GOAL: Lines containing the word "text" should be extracted in full.

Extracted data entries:
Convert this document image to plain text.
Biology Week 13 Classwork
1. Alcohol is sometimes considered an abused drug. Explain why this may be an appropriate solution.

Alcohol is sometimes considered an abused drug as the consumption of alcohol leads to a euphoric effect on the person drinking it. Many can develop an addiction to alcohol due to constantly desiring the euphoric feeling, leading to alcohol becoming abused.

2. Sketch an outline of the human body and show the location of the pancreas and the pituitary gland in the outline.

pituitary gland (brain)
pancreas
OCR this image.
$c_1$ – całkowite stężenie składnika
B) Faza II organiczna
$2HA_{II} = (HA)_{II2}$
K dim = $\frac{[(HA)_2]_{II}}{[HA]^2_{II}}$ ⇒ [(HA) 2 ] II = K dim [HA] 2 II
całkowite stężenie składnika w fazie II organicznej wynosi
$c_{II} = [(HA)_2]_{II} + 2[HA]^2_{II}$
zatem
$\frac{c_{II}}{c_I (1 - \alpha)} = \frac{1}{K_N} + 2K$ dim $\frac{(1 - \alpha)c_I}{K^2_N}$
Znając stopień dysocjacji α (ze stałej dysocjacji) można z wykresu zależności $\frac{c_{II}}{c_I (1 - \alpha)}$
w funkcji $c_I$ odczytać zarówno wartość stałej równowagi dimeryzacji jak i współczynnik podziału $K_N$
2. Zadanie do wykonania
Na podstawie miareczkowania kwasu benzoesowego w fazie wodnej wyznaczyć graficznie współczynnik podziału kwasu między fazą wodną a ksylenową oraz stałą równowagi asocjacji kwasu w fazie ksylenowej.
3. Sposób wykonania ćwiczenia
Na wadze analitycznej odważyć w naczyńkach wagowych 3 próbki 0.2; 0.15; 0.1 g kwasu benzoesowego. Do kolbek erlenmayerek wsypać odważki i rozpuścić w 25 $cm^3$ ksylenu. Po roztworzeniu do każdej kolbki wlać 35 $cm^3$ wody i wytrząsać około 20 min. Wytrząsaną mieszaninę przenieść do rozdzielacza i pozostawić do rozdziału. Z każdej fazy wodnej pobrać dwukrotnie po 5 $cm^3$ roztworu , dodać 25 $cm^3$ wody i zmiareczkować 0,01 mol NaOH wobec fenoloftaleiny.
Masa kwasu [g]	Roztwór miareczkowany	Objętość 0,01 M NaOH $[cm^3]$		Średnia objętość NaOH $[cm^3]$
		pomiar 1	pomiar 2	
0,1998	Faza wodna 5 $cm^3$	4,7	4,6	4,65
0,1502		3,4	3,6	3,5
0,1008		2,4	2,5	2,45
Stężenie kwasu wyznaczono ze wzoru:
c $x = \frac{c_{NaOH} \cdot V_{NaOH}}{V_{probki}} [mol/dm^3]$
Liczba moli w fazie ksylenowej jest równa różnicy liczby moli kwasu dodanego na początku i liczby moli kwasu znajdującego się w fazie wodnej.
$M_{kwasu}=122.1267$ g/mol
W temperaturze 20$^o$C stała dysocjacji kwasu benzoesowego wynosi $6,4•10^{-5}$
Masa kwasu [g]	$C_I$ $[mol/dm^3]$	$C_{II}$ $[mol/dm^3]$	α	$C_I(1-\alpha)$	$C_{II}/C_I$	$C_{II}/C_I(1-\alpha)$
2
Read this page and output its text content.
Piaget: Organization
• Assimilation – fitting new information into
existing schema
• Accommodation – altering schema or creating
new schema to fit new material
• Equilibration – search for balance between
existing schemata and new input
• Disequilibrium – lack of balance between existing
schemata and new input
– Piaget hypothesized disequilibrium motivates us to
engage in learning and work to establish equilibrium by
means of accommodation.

SOLVED PROBLEM:
Convert this document image to plain text.
Read this page and output its text content.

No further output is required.